Exercise brief: Your task is to transcribe the records exactly, skipping every image.

Information shown:
* * *

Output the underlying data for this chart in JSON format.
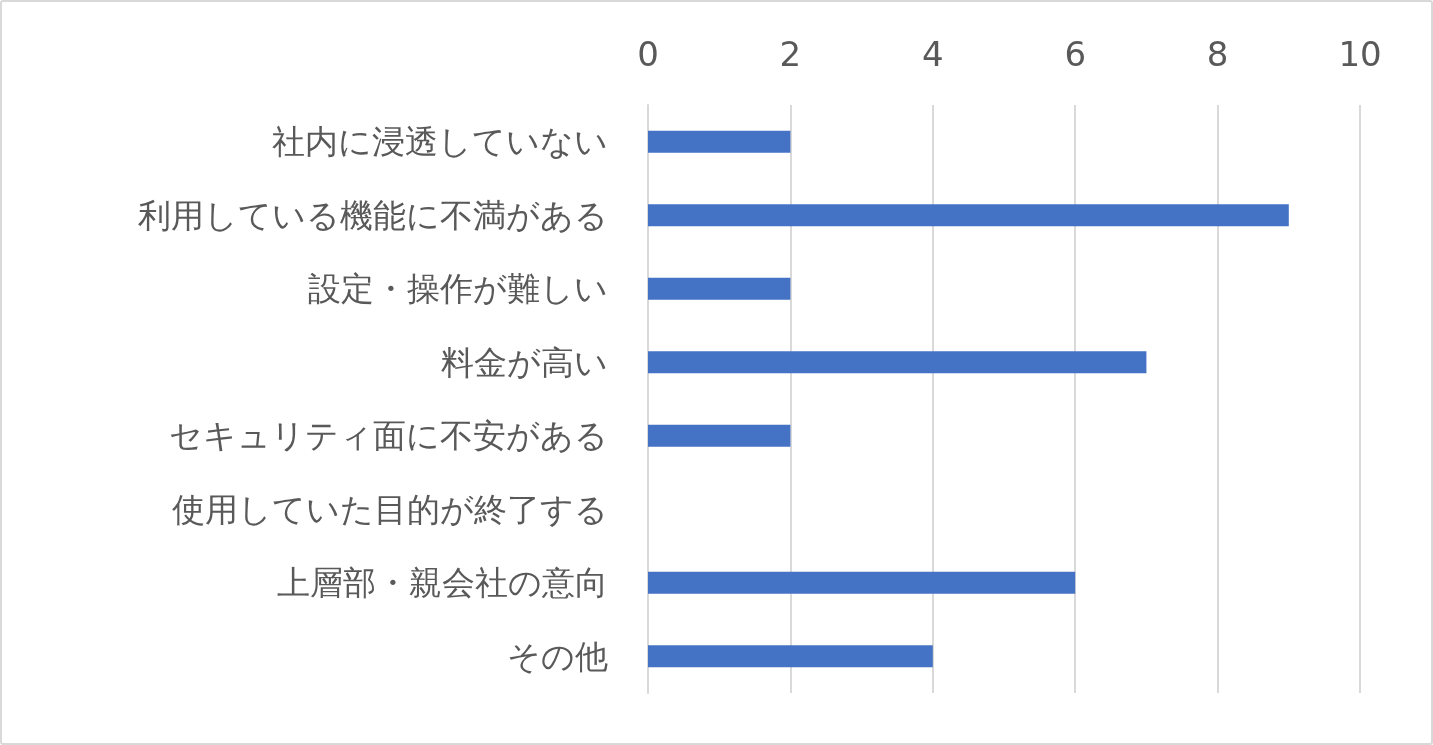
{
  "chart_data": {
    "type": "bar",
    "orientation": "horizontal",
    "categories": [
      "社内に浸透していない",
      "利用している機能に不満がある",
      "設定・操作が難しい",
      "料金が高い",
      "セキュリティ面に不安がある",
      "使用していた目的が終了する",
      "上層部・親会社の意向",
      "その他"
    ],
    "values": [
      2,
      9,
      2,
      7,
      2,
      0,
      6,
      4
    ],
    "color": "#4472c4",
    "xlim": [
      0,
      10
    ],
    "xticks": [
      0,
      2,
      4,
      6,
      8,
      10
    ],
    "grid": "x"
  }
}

* * *

Exercise result:
Output the underlying data for this chart in JSON format.
{
  "chart_data": {
    "type": "bar",
    "orientation": "horizontal",
    "categories": [
      "社内に浸透していない",
      "利用している機能に不満がある",
      "設定・操作が難しい",
      "料金が高い",
      "セキュリティ面に不安がある",
      "使用していた目的が終了する",
      "上層部・親会社の意向",
      "その他"
    ],
    "values": [
      2,
      9,
      2,
      7,
      2,
      0,
      6,
      4
    ],
    "color": "#4472c4",
    "xlim": [
      0,
      10
    ],
    "xticks": [
      0,
      2,
      4,
      6,
      8,
      10
    ],
    "grid": "x"
  }
}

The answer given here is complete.